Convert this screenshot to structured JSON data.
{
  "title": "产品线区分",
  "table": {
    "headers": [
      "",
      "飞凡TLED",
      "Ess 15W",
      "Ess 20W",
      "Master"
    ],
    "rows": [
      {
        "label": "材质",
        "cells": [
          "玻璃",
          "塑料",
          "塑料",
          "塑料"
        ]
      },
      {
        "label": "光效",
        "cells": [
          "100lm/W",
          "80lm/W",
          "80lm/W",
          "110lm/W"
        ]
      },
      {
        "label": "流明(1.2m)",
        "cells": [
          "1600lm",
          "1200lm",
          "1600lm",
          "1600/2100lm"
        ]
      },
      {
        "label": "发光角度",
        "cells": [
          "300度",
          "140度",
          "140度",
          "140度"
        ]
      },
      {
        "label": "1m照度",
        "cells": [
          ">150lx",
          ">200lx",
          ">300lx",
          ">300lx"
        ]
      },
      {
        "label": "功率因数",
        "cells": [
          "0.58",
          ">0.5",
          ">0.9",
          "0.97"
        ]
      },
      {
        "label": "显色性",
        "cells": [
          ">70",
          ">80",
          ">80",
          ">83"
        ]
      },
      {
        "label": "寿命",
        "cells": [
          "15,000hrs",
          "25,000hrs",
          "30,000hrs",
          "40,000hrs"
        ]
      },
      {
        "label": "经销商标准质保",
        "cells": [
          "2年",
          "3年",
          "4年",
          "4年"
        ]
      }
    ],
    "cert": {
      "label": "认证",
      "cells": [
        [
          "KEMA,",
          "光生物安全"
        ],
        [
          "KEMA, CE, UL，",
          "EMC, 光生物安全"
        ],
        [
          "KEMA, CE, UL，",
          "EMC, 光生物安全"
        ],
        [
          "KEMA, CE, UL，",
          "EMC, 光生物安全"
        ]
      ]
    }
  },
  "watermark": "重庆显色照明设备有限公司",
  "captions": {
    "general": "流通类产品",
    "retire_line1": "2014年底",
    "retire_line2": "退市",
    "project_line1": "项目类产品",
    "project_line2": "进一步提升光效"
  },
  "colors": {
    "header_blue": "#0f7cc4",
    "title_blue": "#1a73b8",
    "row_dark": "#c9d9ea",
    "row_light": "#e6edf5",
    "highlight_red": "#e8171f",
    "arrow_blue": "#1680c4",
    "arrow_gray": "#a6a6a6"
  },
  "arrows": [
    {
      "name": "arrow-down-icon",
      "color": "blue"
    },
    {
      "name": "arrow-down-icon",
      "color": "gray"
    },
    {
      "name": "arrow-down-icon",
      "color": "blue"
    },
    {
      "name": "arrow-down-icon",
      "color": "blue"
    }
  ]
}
-------
> Required task:
Retype the records in full. Keep every line identical to the original.

> Output below:
Convert this screenshot to structured JSON data.
{
  "title": "产品线区分",
  "table": {
    "headers": [
      "",
      "飞凡TLED",
      "Ess 15W",
      "Ess 20W",
      "Master"
    ],
    "rows": [
      {
        "label": "材质",
        "cells": [
          "玻璃",
          "塑料",
          "塑料",
          "塑料"
        ]
      },
      {
        "label": "光效",
        "cells": [
          "100lm/W",
          "80lm/W",
          "80lm/W",
          "110lm/W"
        ]
      },
      {
        "label": "流明(1.2m)",
        "cells": [
          "1600lm",
          "1200lm",
          "1600lm",
          "1600/2100lm"
        ]
      },
      {
        "label": "发光角度",
        "cells": [
          "300度",
          "140度",
          "140度",
          "140度"
        ]
      },
      {
        "label": "1m照度",
        "cells": [
          ">150lx",
          ">200lx",
          ">300lx",
          ">300lx"
        ]
      },
      {
        "label": "功率因数",
        "cells": [
          "0.58",
          ">0.5",
          ">0.9",
          "0.97"
        ]
      },
      {
        "label": "显色性",
        "cells": [
          ">70",
          ">80",
          ">80",
          ">83"
        ]
      },
      {
        "label": "寿命",
        "cells": [
          "15,000hrs",
          "25,000hrs",
          "30,000hrs",
          "40,000hrs"
        ]
      },
      {
        "label": "经销商标准质保",
        "cells": [
          "2年",
          "3年",
          "4年",
          "4年"
        ]
      }
    ],
    "cert": {
      "label": "认证",
      "cells": [
        [
          "KEMA,",
          "光生物安全"
        ],
        [
          "KEMA, CE, UL，",
          "EMC, 光生物安全"
        ],
        [
          "KEMA, CE, UL，",
          "EMC, 光生物安全"
        ],
        [
          "KEMA, CE, UL，",
          "EMC, 光生物安全"
        ]
      ]
    }
  },
  "watermark": "重庆显色照明设备有限公司",
  "captions": {
    "general": "流通类产品",
    "retire_line1": "2014年底",
    "retire_line2": "退市",
    "project_line1": "项目类产品",
    "project_line2": "进一步提升光效"
  },
  "colors": {
    "header_blue": "#0f7cc4",
    "title_blue": "#1a73b8",
    "row_dark": "#c9d9ea",
    "row_light": "#e6edf5",
    "highlight_red": "#e8171f",
    "arrow_blue": "#1680c4",
    "arrow_gray": "#a6a6a6"
  },
  "arrows": [
    {
      "name": "arrow-down-icon",
      "color": "blue"
    },
    {
      "name": "arrow-down-icon",
      "color": "gray"
    },
    {
      "name": "arrow-down-icon",
      "color": "blue"
    },
    {
      "name": "arrow-down-icon",
      "color": "blue"
    }
  ]
}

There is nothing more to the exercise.